Listed entries |
>> BEGIN

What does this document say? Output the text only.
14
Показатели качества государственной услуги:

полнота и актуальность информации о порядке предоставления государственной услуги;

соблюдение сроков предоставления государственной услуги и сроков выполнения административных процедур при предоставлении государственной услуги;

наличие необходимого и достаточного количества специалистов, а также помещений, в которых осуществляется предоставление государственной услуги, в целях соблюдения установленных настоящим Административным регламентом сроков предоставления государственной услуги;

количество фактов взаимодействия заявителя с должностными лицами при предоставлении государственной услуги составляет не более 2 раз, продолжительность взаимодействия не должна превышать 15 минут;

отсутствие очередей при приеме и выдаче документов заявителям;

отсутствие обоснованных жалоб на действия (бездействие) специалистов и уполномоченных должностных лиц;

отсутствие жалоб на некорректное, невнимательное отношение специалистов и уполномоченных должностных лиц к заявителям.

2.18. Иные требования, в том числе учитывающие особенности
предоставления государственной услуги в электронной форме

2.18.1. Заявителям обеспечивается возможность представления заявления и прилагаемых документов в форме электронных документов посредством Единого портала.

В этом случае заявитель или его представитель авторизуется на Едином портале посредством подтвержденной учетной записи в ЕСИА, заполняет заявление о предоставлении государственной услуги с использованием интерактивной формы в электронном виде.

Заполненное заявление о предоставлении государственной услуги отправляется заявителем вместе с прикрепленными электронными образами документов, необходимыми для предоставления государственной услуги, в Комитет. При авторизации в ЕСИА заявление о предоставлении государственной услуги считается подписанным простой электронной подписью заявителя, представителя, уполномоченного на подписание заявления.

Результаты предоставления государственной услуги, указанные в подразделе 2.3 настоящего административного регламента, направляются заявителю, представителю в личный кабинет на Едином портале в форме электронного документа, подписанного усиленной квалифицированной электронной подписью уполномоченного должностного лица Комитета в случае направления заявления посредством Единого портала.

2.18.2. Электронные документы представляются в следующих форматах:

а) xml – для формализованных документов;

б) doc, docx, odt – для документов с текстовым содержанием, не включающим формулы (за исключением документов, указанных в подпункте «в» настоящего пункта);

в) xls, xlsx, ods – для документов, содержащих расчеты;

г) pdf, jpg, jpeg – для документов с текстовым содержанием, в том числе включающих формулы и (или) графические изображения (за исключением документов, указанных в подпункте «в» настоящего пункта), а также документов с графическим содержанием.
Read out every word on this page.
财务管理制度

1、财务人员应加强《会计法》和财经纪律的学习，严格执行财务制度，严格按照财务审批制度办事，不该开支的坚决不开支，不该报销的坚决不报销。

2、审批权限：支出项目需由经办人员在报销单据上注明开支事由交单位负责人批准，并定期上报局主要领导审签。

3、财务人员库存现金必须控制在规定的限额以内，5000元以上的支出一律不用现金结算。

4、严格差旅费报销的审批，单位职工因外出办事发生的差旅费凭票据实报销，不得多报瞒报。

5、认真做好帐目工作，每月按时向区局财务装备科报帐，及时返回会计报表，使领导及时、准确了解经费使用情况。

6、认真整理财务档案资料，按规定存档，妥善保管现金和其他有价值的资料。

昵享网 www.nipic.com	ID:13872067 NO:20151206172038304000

>> END

Task prompt | Reproduce the lines from the one containing "Read out every word on this page." to the end of the entries, keeping both ends and adding nothing.

Response |
Read out every word on this page.
财务管理制度

1、财务人员应加强《会计法》和财经纪律的学习，严格执行财务制度，严格按照财务审批制度办事，不该开支的坚决不开支，不该报销的坚决不报销。

2、审批权限：支出项目需由经办人员在报销单据上注明开支事由交单位负责人批准，并定期上报局主要领导审签。

3、财务人员库存现金必须控制在规定的限额以内，5000元以上的支出一律不用现金结算。

4、严格差旅费报销的审批，单位职工因外出办事发生的差旅费凭票据实报销，不得多报瞒报。

5、认真做好帐目工作，每月按时向区局财务装备科报帐，及时返回会计报表，使领导及时、准确了解经费使用情况。

6、认真整理财务档案资料，按规定存档，妥善保管现金和其他有价值的资料。

昵享网 www.nipic.com	ID:13872067 NO:20151206172038304000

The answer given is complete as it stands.